◆ **Task statement**: Each record below should be output verbatim, without pictures.

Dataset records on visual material
——
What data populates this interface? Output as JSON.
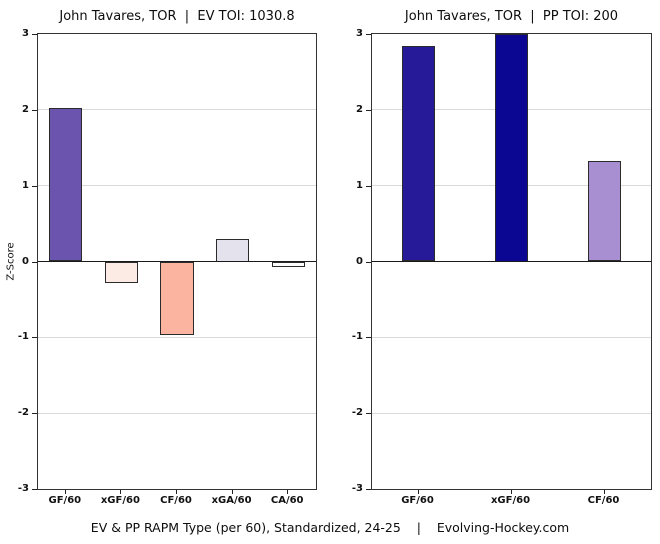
{
  "page": {
    "background": "#ffffff",
    "caption": "EV & PP RAPM Type (per 60), Standardized, 24-25    |    Evolving-Hockey.com"
  },
  "axis": {
    "ylabel": "Z-Score",
    "yticks": [
      3,
      2,
      1,
      0,
      -1,
      -2,
      -3
    ],
    "ylim": [
      -3,
      3
    ],
    "grid": true,
    "legend": "none"
  },
  "chart_data": [
    {
      "type": "bar",
      "title": "John Tavares, TOR  |  EV TOI: 1030.8",
      "categories": [
        "GF/60",
        "xGF/60",
        "CF/60",
        "xGA/60",
        "CA/60"
      ],
      "values": [
        2.02,
        -0.29,
        -0.97,
        0.3,
        -0.07
      ],
      "colors": [
        "#6a54ae",
        "#fcebe4",
        "#fbb4a0",
        "#e4e2ec",
        "#fdfdfc"
      ],
      "xlabel": "",
      "ylabel": "Z-Score",
      "ylim": [
        -3,
        3
      ],
      "grid": true,
      "bar_width_frac": 0.6
    },
    {
      "type": "bar",
      "title": "John Tavares, TOR  |  PP TOI: 200",
      "categories": [
        "GF/60",
        "xGF/60",
        "CF/60"
      ],
      "values": [
        2.84,
        3.0,
        1.32
      ],
      "colors": [
        "#261a99",
        "#0b0792",
        "#a88fd1"
      ],
      "xlabel": "",
      "ylabel": "",
      "ylim": [
        -3,
        3
      ],
      "grid": true,
      "bar_width_frac": 0.36
    }
  ],
  "style": {
    "bar_outline": "#2b2b2b",
    "gridline_color": "#d9d9d9",
    "zero_line_color": "#1a1a1a",
    "plot_border_color": "#333333",
    "text_color": "#111111"
  }
}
——
◆ **Answer to the problem**:
What data populates this interface? Output as JSON.
{
  "page": {
    "background": "#ffffff",
    "caption": "EV & PP RAPM Type (per 60), Standardized, 24-25    |    Evolving-Hockey.com"
  },
  "axis": {
    "ylabel": "Z-Score",
    "yticks": [
      3,
      2,
      1,
      0,
      -1,
      -2,
      -3
    ],
    "ylim": [
      -3,
      3
    ],
    "grid": true,
    "legend": "none"
  },
  "chart_data": [
    {
      "type": "bar",
      "title": "John Tavares, TOR  |  EV TOI: 1030.8",
      "categories": [
        "GF/60",
        "xGF/60",
        "CF/60",
        "xGA/60",
        "CA/60"
      ],
      "values": [
        2.02,
        -0.29,
        -0.97,
        0.3,
        -0.07
      ],
      "colors": [
        "#6a54ae",
        "#fcebe4",
        "#fbb4a0",
        "#e4e2ec",
        "#fdfdfc"
      ],
      "xlabel": "",
      "ylabel": "Z-Score",
      "ylim": [
        -3,
        3
      ],
      "grid": true,
      "bar_width_frac": 0.6
    },
    {
      "type": "bar",
      "title": "John Tavares, TOR  |  PP TOI: 200",
      "categories": [
        "GF/60",
        "xGF/60",
        "CF/60"
      ],
      "values": [
        2.84,
        3.0,
        1.32
      ],
      "colors": [
        "#261a99",
        "#0b0792",
        "#a88fd1"
      ],
      "xlabel": "",
      "ylabel": "",
      "ylim": [
        -3,
        3
      ],
      "grid": true,
      "bar_width_frac": 0.36
    }
  ],
  "style": {
    "bar_outline": "#2b2b2b",
    "gridline_color": "#d9d9d9",
    "zero_line_color": "#1a1a1a",
    "plot_border_color": "#333333",
    "text_color": "#111111"
  }
}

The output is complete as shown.